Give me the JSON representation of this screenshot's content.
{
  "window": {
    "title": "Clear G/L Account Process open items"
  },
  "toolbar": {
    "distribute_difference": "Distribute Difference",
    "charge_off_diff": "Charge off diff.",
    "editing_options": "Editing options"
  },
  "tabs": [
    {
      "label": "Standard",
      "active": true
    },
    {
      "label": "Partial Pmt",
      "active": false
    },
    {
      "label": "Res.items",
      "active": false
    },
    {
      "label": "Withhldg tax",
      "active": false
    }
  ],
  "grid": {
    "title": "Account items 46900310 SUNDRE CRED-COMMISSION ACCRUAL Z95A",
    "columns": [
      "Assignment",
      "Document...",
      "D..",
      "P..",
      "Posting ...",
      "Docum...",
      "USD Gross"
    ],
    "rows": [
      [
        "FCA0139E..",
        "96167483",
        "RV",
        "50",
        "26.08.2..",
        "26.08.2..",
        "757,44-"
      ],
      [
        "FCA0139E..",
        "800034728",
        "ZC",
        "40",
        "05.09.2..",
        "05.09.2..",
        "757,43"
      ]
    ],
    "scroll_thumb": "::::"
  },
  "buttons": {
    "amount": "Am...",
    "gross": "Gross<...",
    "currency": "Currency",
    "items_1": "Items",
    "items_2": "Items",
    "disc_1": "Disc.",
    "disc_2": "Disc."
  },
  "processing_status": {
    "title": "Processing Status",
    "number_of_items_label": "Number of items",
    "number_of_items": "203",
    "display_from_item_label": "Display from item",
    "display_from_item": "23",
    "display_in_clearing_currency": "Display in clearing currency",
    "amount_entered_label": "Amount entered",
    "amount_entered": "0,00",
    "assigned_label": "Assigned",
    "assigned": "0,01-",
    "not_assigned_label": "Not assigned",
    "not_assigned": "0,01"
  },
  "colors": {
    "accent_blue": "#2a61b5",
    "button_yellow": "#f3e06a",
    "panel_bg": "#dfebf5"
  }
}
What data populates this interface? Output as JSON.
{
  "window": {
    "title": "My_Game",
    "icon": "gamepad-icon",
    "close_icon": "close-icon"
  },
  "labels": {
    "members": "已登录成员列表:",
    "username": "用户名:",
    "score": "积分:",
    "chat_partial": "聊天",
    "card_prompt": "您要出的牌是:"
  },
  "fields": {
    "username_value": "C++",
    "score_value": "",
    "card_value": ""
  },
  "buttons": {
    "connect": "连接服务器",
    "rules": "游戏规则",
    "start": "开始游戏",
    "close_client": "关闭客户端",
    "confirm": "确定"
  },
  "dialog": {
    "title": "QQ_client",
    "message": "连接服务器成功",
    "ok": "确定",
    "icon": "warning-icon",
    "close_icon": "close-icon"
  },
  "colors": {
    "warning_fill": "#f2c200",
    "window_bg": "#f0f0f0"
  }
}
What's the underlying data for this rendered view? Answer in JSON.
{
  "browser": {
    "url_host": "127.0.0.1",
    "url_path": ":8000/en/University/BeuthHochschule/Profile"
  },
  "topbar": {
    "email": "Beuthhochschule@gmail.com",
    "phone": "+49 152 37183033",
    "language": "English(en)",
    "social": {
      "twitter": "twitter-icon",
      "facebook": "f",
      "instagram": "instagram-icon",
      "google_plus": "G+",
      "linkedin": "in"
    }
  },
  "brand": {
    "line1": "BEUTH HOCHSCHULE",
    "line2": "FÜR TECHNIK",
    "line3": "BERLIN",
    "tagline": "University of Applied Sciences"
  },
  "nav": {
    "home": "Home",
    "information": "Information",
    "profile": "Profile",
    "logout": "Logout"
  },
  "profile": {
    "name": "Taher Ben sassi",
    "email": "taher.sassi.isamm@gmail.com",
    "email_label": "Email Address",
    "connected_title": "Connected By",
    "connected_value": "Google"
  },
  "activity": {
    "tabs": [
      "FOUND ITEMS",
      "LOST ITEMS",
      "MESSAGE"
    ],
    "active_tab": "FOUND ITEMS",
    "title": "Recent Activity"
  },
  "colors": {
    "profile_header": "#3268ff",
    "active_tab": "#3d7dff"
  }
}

= = = = =

To be done
Output the records verbatim, from the first line to the last.

Solution
Give me the JSON representation of this screenshot's content.
{
  "window": {
    "title": "Clear G/L Account Process open items"
  },
  "toolbar": {
    "distribute_difference": "Distribute Difference",
    "charge_off_diff": "Charge off diff.",
    "editing_options": "Editing options"
  },
  "tabs": [
    {
      "label": "Standard",
      "active": true
    },
    {
      "label": "Partial Pmt",
      "active": false
    },
    {
      "label": "Res.items",
      "active": false
    },
    {
      "label": "Withhldg tax",
      "active": false
    }
  ],
  "grid": {
    "title": "Account items 46900310 SUNDRE CRED-COMMISSION ACCRUAL Z95A",
    "columns": [
      "Assignment",
      "Document...",
      "D..",
      "P..",
      "Posting ...",
      "Docum...",
      "USD Gross"
    ],
    "rows": [
      [
        "FCA0139E..",
        "96167483",
        "RV",
        "50",
        "26.08.2..",
        "26.08.2..",
        "757,44-"
      ],
      [
        "FCA0139E..",
        "800034728",
        "ZC",
        "40",
        "05.09.2..",
        "05.09.2..",
        "757,43"
      ]
    ],
    "scroll_thumb": "::::"
  },
  "buttons": {
    "amount": "Am...",
    "gross": "Gross<...",
    "currency": "Currency",
    "items_1": "Items",
    "items_2": "Items",
    "disc_1": "Disc.",
    "disc_2": "Disc."
  },
  "processing_status": {
    "title": "Processing Status",
    "number_of_items_label": "Number of items",
    "number_of_items": "203",
    "display_from_item_label": "Display from item",
    "display_from_item": "23",
    "display_in_clearing_currency": "Display in clearing currency",
    "amount_entered_label": "Amount entered",
    "amount_entered": "0,00",
    "assigned_label": "Assigned",
    "assigned": "0,01-",
    "not_assigned_label": "Not assigned",
    "not_assigned": "0,01"
  },
  "colors": {
    "accent_blue": "#2a61b5",
    "button_yellow": "#f3e06a",
    "panel_bg": "#dfebf5"
  }
}
What data populates this interface? Output as JSON.
{
  "window": {
    "title": "My_Game",
    "icon": "gamepad-icon",
    "close_icon": "close-icon"
  },
  "labels": {
    "members": "已登录成员列表:",
    "username": "用户名:",
    "score": "积分:",
    "chat_partial": "聊天",
    "card_prompt": "您要出的牌是:"
  },
  "fields": {
    "username_value": "C++",
    "score_value": "",
    "card_value": ""
  },
  "buttons": {
    "connect": "连接服务器",
    "rules": "游戏规则",
    "start": "开始游戏",
    "close_client": "关闭客户端",
    "confirm": "确定"
  },
  "dialog": {
    "title": "QQ_client",
    "message": "连接服务器成功",
    "ok": "确定",
    "icon": "warning-icon",
    "close_icon": "close-icon"
  },
  "colors": {
    "warning_fill": "#f2c200",
    "window_bg": "#f0f0f0"
  }
}
What's the underlying data for this rendered view? Answer in JSON.
{
  "browser": {
    "url_host": "127.0.0.1",
    "url_path": ":8000/en/University/BeuthHochschule/Profile"
  },
  "topbar": {
    "email": "Beuthhochschule@gmail.com",
    "phone": "+49 152 37183033",
    "language": "English(en)",
    "social": {
      "twitter": "twitter-icon",
      "facebook": "f",
      "instagram": "instagram-icon",
      "google_plus": "G+",
      "linkedin": "in"
    }
  },
  "brand": {
    "line1": "BEUTH HOCHSCHULE",
    "line2": "FÜR TECHNIK",
    "line3": "BERLIN",
    "tagline": "University of Applied Sciences"
  },
  "nav": {
    "home": "Home",
    "information": "Information",
    "profile": "Profile",
    "logout": "Logout"
  },
  "profile": {
    "name": "Taher Ben sassi",
    "email": "taher.sassi.isamm@gmail.com",
    "email_label": "Email Address",
    "connected_title": "Connected By",
    "connected_value": "Google"
  },
  "activity": {
    "tabs": [
      "FOUND ITEMS",
      "LOST ITEMS",
      "MESSAGE"
    ],
    "active_tab": "FOUND ITEMS",
    "title": "Recent Activity"
  },
  "colors": {
    "profile_header": "#3268ff",
    "active_tab": "#3d7dff"
  }
}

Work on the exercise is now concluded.